• OBJECTIVE
Repeat the whole listing exactly.

[Collection entries]
START

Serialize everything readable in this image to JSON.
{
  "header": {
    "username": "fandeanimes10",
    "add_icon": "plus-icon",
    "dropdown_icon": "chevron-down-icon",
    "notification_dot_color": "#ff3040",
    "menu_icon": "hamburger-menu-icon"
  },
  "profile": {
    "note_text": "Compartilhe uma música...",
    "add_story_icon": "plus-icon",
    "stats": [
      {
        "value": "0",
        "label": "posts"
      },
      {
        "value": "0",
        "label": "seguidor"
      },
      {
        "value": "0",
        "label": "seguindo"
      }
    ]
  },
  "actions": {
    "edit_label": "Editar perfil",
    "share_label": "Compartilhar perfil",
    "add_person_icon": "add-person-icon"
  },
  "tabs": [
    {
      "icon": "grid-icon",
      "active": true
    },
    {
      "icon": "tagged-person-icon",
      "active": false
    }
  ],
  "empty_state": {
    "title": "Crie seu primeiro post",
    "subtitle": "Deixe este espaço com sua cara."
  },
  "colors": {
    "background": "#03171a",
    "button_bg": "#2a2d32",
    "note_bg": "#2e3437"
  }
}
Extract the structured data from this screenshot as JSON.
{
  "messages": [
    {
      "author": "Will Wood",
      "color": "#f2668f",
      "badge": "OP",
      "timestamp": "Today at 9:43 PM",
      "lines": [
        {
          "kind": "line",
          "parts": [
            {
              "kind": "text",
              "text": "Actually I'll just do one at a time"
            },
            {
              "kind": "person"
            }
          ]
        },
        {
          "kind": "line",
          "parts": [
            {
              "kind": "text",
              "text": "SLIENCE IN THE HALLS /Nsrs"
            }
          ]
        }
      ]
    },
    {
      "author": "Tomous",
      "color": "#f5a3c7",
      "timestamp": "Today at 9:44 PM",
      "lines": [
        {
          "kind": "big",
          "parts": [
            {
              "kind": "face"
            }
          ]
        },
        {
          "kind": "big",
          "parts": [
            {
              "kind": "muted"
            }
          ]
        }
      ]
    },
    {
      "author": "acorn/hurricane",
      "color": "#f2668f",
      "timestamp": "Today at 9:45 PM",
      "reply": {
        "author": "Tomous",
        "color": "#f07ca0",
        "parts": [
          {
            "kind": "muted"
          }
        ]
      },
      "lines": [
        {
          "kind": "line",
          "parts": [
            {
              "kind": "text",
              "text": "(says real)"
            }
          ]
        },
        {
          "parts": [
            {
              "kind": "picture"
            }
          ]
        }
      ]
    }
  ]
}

END

• FULL RESPONSE
Serialize everything readable in this image to JSON.
{
  "header": {
    "username": "fandeanimes10",
    "add_icon": "plus-icon",
    "dropdown_icon": "chevron-down-icon",
    "notification_dot_color": "#ff3040",
    "menu_icon": "hamburger-menu-icon"
  },
  "profile": {
    "note_text": "Compartilhe uma música...",
    "add_story_icon": "plus-icon",
    "stats": [
      {
        "value": "0",
        "label": "posts"
      },
      {
        "value": "0",
        "label": "seguidor"
      },
      {
        "value": "0",
        "label": "seguindo"
      }
    ]
  },
  "actions": {
    "edit_label": "Editar perfil",
    "share_label": "Compartilhar perfil",
    "add_person_icon": "add-person-icon"
  },
  "tabs": [
    {
      "icon": "grid-icon",
      "active": true
    },
    {
      "icon": "tagged-person-icon",
      "active": false
    }
  ],
  "empty_state": {
    "title": "Crie seu primeiro post",
    "subtitle": "Deixe este espaço com sua cara."
  },
  "colors": {
    "background": "#03171a",
    "button_bg": "#2a2d32",
    "note_bg": "#2e3437"
  }
}
Extract the structured data from this screenshot as JSON.
{
  "messages": [
    {
      "author": "Will Wood",
      "color": "#f2668f",
      "badge": "OP",
      "timestamp": "Today at 9:43 PM",
      "lines": [
        {
          "kind": "line",
          "parts": [
            {
              "kind": "text",
              "text": "Actually I'll just do one at a time"
            },
            {
              "kind": "person"
            }
          ]
        },
        {
          "kind": "line",
          "parts": [
            {
              "kind": "text",
              "text": "SLIENCE IN THE HALLS /Nsrs"
            }
          ]
        }
      ]
    },
    {
      "author": "Tomous",
      "color": "#f5a3c7",
      "timestamp": "Today at 9:44 PM",
      "lines": [
        {
          "kind": "big",
          "parts": [
            {
              "kind": "face"
            }
          ]
        },
        {
          "kind": "big",
          "parts": [
            {
              "kind": "muted"
            }
          ]
        }
      ]
    },
    {
      "author": "acorn/hurricane",
      "color": "#f2668f",
      "timestamp": "Today at 9:45 PM",
      "reply": {
        "author": "Tomous",
        "color": "#f07ca0",
        "parts": [
          {
            "kind": "muted"
          }
        ]
      },
      "lines": [
        {
          "kind": "line",
          "parts": [
            {
              "kind": "text",
              "text": "(says real)"
            }
          ]
        },
        {
          "parts": [
            {
              "kind": "picture"
            }
          ]
        }
      ]
    }
  ]
}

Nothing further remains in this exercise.